What you will do
Take every line from the listing below that includes "model" and copy it.

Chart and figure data
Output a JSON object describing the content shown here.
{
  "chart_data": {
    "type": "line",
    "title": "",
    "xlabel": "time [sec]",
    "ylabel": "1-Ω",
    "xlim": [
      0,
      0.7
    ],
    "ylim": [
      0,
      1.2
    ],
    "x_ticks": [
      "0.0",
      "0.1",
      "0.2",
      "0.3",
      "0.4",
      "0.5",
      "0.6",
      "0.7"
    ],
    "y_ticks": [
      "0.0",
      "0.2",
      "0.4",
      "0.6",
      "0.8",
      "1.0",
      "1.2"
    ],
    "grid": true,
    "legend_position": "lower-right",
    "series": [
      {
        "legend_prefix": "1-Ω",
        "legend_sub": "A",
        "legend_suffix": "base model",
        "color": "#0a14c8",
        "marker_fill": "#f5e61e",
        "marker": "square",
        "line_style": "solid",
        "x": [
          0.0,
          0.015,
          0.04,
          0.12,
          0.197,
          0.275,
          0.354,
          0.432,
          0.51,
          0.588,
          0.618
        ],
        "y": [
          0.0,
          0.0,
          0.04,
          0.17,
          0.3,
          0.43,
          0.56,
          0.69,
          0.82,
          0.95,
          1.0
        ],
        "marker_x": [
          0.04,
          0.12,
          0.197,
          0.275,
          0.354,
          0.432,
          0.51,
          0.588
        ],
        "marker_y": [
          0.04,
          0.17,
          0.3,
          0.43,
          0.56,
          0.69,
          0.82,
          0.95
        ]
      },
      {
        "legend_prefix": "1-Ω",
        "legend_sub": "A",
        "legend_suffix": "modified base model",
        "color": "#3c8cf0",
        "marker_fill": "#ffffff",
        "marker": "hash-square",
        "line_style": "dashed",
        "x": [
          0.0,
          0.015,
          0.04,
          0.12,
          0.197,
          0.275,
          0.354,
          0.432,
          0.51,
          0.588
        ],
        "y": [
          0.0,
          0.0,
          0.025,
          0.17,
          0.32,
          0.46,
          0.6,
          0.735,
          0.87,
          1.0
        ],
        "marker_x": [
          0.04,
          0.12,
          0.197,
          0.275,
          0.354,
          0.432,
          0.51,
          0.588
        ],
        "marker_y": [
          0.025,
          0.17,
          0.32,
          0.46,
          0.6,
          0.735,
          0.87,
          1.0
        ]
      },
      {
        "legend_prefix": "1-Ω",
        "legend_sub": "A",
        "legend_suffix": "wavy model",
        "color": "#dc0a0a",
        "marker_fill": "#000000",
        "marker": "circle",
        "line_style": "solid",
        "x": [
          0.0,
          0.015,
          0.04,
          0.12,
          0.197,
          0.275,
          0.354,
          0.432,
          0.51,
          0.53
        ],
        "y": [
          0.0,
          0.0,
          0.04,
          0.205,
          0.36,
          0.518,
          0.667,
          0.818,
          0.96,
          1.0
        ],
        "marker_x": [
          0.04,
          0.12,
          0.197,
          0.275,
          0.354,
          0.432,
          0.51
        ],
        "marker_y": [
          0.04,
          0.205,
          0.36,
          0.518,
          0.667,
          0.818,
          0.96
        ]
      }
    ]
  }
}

Response below
        "legend_suffix": "base model",
        "legend_suffix": "modified base model",
        "legend_suffix": "wavy model",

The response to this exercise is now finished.